WHAT THIS TASK INVOLVES
The records underneath are to be repeated exactly, with the pictures left out.

TASK DATA
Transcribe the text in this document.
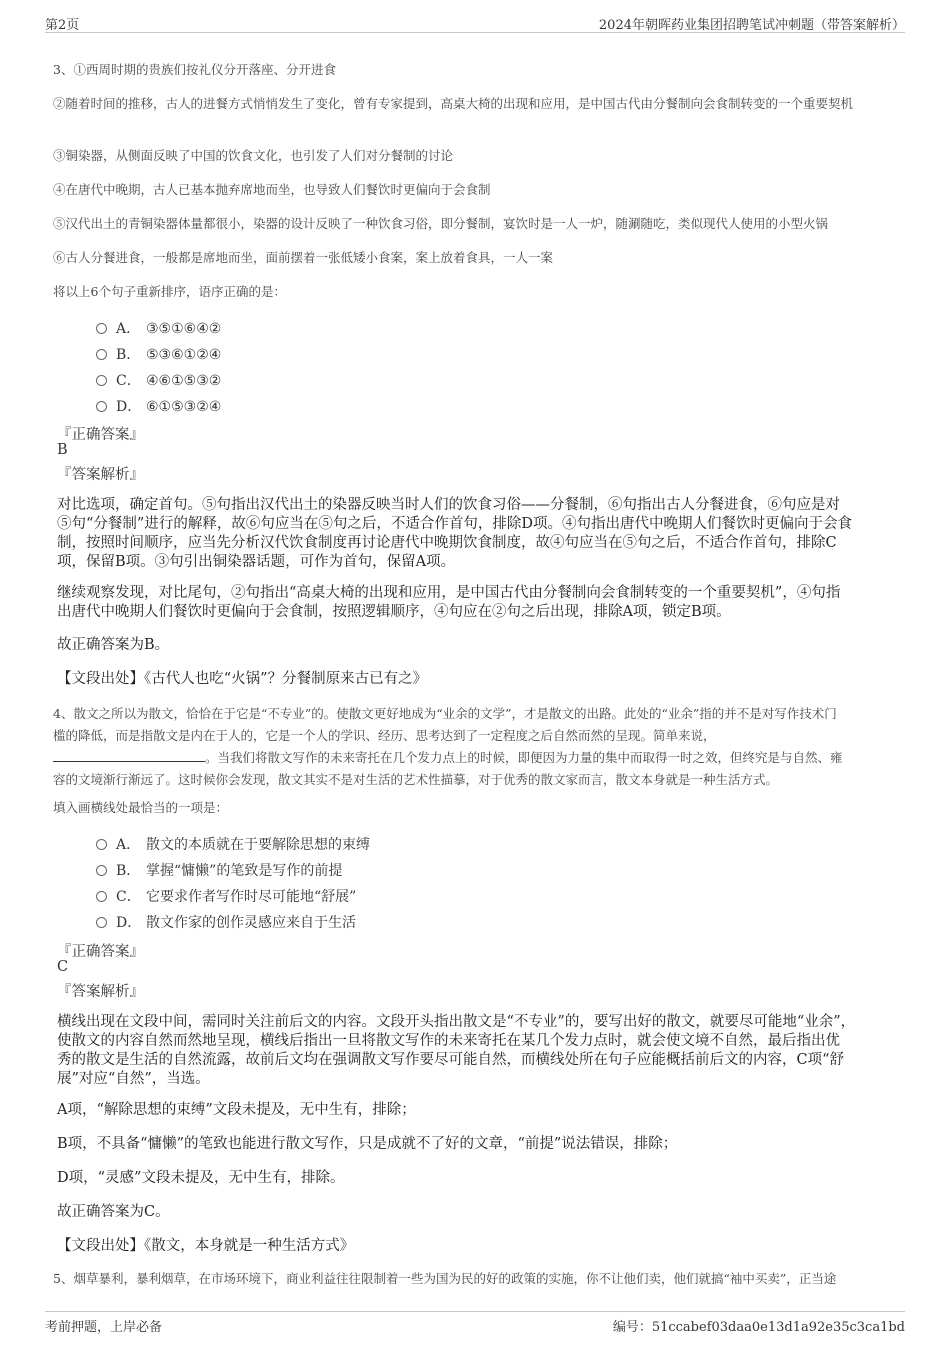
第2页	2024年朝晖药业集团招聘笔试冲刺题（带答案解析）
3、①西周时期的贵族们按礼仪分开落座、分开进食
②随着时间的推移，古人的进餐方式悄悄发生了变化，曾有专家提到，高桌大椅的出现和应用，是中国古代由分餐制向会食制转变的一个重要契机
③铜染器，从侧面反映了中国的饮食文化，也引发了人们对分餐制的讨论
④在唐代中晚期，古人已基本抛弃席地而坐，也导致人们餐饮时更偏向于会食制
⑤汉代出土的青铜染器体量都很小，染器的设计反映了一种饮食习俗，即分餐制，宴饮时是一人一炉，随涮随吃，类似现代人使用的小型火锅
⑥古人分餐进食，一般都是席地而坐，面前摆着一张低矮小食案，案上放着食具，一人一案
将以上6个句子重新排序，语序正确的是：
A． ③⑤①⑥④②
B． ⑤③⑥①②④
C． ④⑥①⑤③②
D． ⑥①⑤③②④
『正确答案』
B
『答案解析』
对比选项，确定首句。⑤句指出汉代出土的染器反映当时人们的饮食习俗——分餐制，⑥句指出古人分餐进食，⑥句应是对
⑤句“分餐制”进行的解释，故⑥句应当在⑤句之后，不适合作首句，排除D项。④句指出唐代中晚期人们餐饮时更偏向于会食
制，按照时间顺序，应当先分析汉代饮食制度再讨论唐代中晚期饮食制度，故④句应当在⑤句之后，不适合作首句，排除C
项，保留B项。③句引出铜染器话题，可作为首句，保留A项。
继续观察发现，对比尾句，②句指出“高桌大椅的出现和应用，是中国古代由分餐制向会食制转变的一个重要契机”，④句指
出唐代中晚期人们餐饮时更偏向于会食制，按照逻辑顺序，④句应在②句之后出现，排除A项，锁定B项。
故正确答案为B。
【文段出处】《古代人也吃“火锅”？分餐制原来古已有之》
4、散文之所以为散文，恰恰在于它是“不专业”的。使散文更好地成为“业余的文学”，才是散文的出路。此处的“业余”指的并不是对写作技术门
槛的降低，而是指散文是内在于人的，它是一个人的学识、经历、思考达到了一定程度之后自然而然的呈现。简单来说，
。当我们将散文写作的未来寄托在几个发力点上的时候，即便因为力量的集中而取得一时之效，但终究是与自然、雍
容的文境渐行渐远了。这时候你会发现，散文其实不是对生活的艺术性描摹，对于优秀的散文家而言，散文本身就是一种生活方式。
填入画横线处最恰当的一项是：
A． 散文的本质就在于要解除思想的束缚
B． 掌握“慵懒”的笔致是写作的前提
C． 它要求作者写作时尽可能地“舒展”
D． 散文作家的创作灵感应来自于生活
『正确答案』
C
『答案解析』
横线出现在文段中间，需同时关注前后文的内容。文段开头指出散文是“不专业”的，要写出好的散文，就要尽可能地“业余”，
使散文的内容自然而然地呈现，横线后指出一旦将散文写作的未来寄托在某几个发力点时，就会使文境不自然，最后指出优
秀的散文是生活的自然流露，故前后文均在强调散文写作要尽可能自然，而横线处所在句子应能概括前后文的内容，C项“舒
展”对应“自然”，当选。
A项，“解除思想的束缚”文段未提及，无中生有，排除；
B项，不具备“慵懒”的笔致也能进行散文写作，只是成就不了好的文章，“前提”说法错误，排除；
D项，“灵感”文段未提及，无中生有，排除。
故正确答案为C。
【文段出处】《散文，本身就是一种生活方式》
5、烟草暴利，暴利烟草，在市场环境下，商业利益往往限制着一些为国为民的好的政策的实施，你不让他们卖，他们就搞“袖中买卖”，正当途
考前押题，上岸必备	编号：51ccabef03daa0e13d1a92e35c3ca1bd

TASK RESULT
Transcribe the text in this document.
第2页	2024年朝晖药业集团招聘笔试冲刺题（带答案解析）
3、①西周时期的贵族们按礼仪分开落座、分开进食
②随着时间的推移，古人的进餐方式悄悄发生了变化，曾有专家提到，高桌大椅的出现和应用，是中国古代由分餐制向会食制转变的一个重要契机
③铜染器，从侧面反映了中国的饮食文化，也引发了人们对分餐制的讨论
④在唐代中晚期，古人已基本抛弃席地而坐，也导致人们餐饮时更偏向于会食制
⑤汉代出土的青铜染器体量都很小，染器的设计反映了一种饮食习俗，即分餐制，宴饮时是一人一炉，随涮随吃，类似现代人使用的小型火锅
⑥古人分餐进食，一般都是席地而坐，面前摆着一张低矮小食案，案上放着食具，一人一案
将以上6个句子重新排序，语序正确的是：
A． ③⑤①⑥④②
B． ⑤③⑥①②④
C． ④⑥①⑤③②
D． ⑥①⑤③②④
『正确答案』
B
『答案解析』
对比选项，确定首句。⑤句指出汉代出土的染器反映当时人们的饮食习俗——分餐制，⑥句指出古人分餐进食，⑥句应是对
⑤句“分餐制”进行的解释，故⑥句应当在⑤句之后，不适合作首句，排除D项。④句指出唐代中晚期人们餐饮时更偏向于会食
制，按照时间顺序，应当先分析汉代饮食制度再讨论唐代中晚期饮食制度，故④句应当在⑤句之后，不适合作首句，排除C
项，保留B项。③句引出铜染器话题，可作为首句，保留A项。
继续观察发现，对比尾句，②句指出“高桌大椅的出现和应用，是中国古代由分餐制向会食制转变的一个重要契机”，④句指
出唐代中晚期人们餐饮时更偏向于会食制，按照逻辑顺序，④句应在②句之后出现，排除A项，锁定B项。
故正确答案为B。
【文段出处】《古代人也吃“火锅”？分餐制原来古已有之》
4、散文之所以为散文，恰恰在于它是“不专业”的。使散文更好地成为“业余的文学”，才是散文的出路。此处的“业余”指的并不是对写作技术门
槛的降低，而是指散文是内在于人的，它是一个人的学识、经历、思考达到了一定程度之后自然而然的呈现。简单来说，
。当我们将散文写作的未来寄托在几个发力点上的时候，即便因为力量的集中而取得一时之效，但终究是与自然、雍
容的文境渐行渐远了。这时候你会发现，散文其实不是对生活的艺术性描摹，对于优秀的散文家而言，散文本身就是一种生活方式。
填入画横线处最恰当的一项是：
A． 散文的本质就在于要解除思想的束缚
B． 掌握“慵懒”的笔致是写作的前提
C． 它要求作者写作时尽可能地“舒展”
D． 散文作家的创作灵感应来自于生活
『正确答案』
C
『答案解析』
横线出现在文段中间，需同时关注前后文的内容。文段开头指出散文是“不专业”的，要写出好的散文，就要尽可能地“业余”，
使散文的内容自然而然地呈现，横线后指出一旦将散文写作的未来寄托在某几个发力点时，就会使文境不自然，最后指出优
秀的散文是生活的自然流露，故前后文均在强调散文写作要尽可能自然，而横线处所在句子应能概括前后文的内容，C项“舒
展”对应“自然”，当选。
A项，“解除思想的束缚”文段未提及，无中生有，排除；
B项，不具备“慵懒”的笔致也能进行散文写作，只是成就不了好的文章，“前提”说法错误，排除；
D项，“灵感”文段未提及，无中生有，排除。
故正确答案为C。
【文段出处】《散文，本身就是一种生活方式》
5、烟草暴利，暴利烟草，在市场环境下，商业利益往往限制着一些为国为民的好的政策的实施，你不让他们卖，他们就搞“袖中买卖”，正当途
考前押题，上岸必备	编号：51ccabef03daa0e13d1a92e35c3ca1bd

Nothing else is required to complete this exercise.